* _WORK INSTRUCTIONS_: Retype all of the data exactly as given.

* _GIVEN DATA_:

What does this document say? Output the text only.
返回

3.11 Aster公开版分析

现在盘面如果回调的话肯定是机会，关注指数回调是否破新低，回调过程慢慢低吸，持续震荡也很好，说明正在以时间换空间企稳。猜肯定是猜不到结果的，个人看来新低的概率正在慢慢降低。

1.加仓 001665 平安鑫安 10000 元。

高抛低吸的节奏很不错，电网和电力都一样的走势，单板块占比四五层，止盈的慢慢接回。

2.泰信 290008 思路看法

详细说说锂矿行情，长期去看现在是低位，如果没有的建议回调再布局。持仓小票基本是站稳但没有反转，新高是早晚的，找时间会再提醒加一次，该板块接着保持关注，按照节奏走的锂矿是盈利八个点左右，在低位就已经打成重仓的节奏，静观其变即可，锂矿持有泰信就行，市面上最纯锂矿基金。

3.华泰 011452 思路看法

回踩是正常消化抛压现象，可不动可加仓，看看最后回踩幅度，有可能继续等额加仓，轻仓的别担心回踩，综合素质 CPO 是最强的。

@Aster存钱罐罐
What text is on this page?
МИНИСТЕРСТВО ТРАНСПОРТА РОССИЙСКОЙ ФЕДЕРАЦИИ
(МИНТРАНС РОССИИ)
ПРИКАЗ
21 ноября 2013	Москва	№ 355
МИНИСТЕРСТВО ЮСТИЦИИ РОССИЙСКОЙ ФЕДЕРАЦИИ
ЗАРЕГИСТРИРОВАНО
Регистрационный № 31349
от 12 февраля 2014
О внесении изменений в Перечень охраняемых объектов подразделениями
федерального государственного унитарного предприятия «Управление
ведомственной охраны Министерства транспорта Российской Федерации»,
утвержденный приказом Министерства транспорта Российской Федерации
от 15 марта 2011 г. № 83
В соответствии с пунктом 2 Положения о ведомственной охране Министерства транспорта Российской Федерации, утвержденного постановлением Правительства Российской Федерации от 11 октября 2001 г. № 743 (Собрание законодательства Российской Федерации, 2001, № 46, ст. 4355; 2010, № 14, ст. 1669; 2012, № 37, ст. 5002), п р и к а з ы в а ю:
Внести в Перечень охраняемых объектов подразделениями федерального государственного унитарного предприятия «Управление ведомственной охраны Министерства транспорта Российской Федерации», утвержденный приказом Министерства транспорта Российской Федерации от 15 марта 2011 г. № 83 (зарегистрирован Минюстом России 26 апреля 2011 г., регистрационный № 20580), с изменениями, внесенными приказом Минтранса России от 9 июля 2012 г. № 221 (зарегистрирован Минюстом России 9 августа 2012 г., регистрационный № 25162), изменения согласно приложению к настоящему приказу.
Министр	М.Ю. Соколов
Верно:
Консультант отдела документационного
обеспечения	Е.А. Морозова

* _SOLUTION TO THIS PROBLEM_:
What does this document say? Output the text only.
返回

3.11 Aster公开版分析

现在盘面如果回调的话肯定是机会，关注指数回调是否破新低，回调过程慢慢低吸，持续震荡也很好，说明正在以时间换空间企稳。猜肯定是猜不到结果的，个人看来新低的概率正在慢慢降低。

1.加仓 001665 平安鑫安 10000 元。

高抛低吸的节奏很不错，电网和电力都一样的走势，单板块占比四五层，止盈的慢慢接回。

2.泰信 290008 思路看法

详细说说锂矿行情，长期去看现在是低位，如果没有的建议回调再布局。持仓小票基本是站稳但没有反转，新高是早晚的，找时间会再提醒加一次，该板块接着保持关注，按照节奏走的锂矿是盈利八个点左右，在低位就已经打成重仓的节奏，静观其变即可，锂矿持有泰信就行，市面上最纯锂矿基金。

3.华泰 011452 思路看法

回踩是正常消化抛压现象，可不动可加仓，看看最后回踩幅度，有可能继续等额加仓，轻仓的别担心回踩，综合素质 CPO 是最强的。

@Aster存钱罐罐
What text is on this page?
МИНИСТЕРСТВО ТРАНСПОРТА РОССИЙСКОЙ ФЕДЕРАЦИИ
(МИНТРАНС РОССИИ)
ПРИКАЗ
21 ноября 2013	Москва	№ 355
МИНИСТЕРСТВО ЮСТИЦИИ РОССИЙСКОЙ ФЕДЕРАЦИИ
ЗАРЕГИСТРИРОВАНО
Регистрационный № 31349
от 12 февраля 2014
О внесении изменений в Перечень охраняемых объектов подразделениями
федерального государственного унитарного предприятия «Управление
ведомственной охраны Министерства транспорта Российской Федерации»,
утвержденный приказом Министерства транспорта Российской Федерации
от 15 марта 2011 г. № 83
В соответствии с пунктом 2 Положения о ведомственной охране Министерства транспорта Российской Федерации, утвержденного постановлением Правительства Российской Федерации от 11 октября 2001 г. № 743 (Собрание законодательства Российской Федерации, 2001, № 46, ст. 4355; 2010, № 14, ст. 1669; 2012, № 37, ст. 5002), п р и к а з ы в а ю:
Внести в Перечень охраняемых объектов подразделениями федерального государственного унитарного предприятия «Управление ведомственной охраны Министерства транспорта Российской Федерации», утвержденный приказом Министерства транспорта Российской Федерации от 15 марта 2011 г. № 83 (зарегистрирован Минюстом России 26 апреля 2011 г., регистрационный № 20580), с изменениями, внесенными приказом Минтранса России от 9 июля 2012 г. № 221 (зарегистрирован Минюстом России 9 августа 2012 г., регистрационный № 25162), изменения согласно приложению к настоящему приказу.
Министр	М.Ю. Соколов
Верно:
Консультант отдела документационного
обеспечения	Е.А. Морозова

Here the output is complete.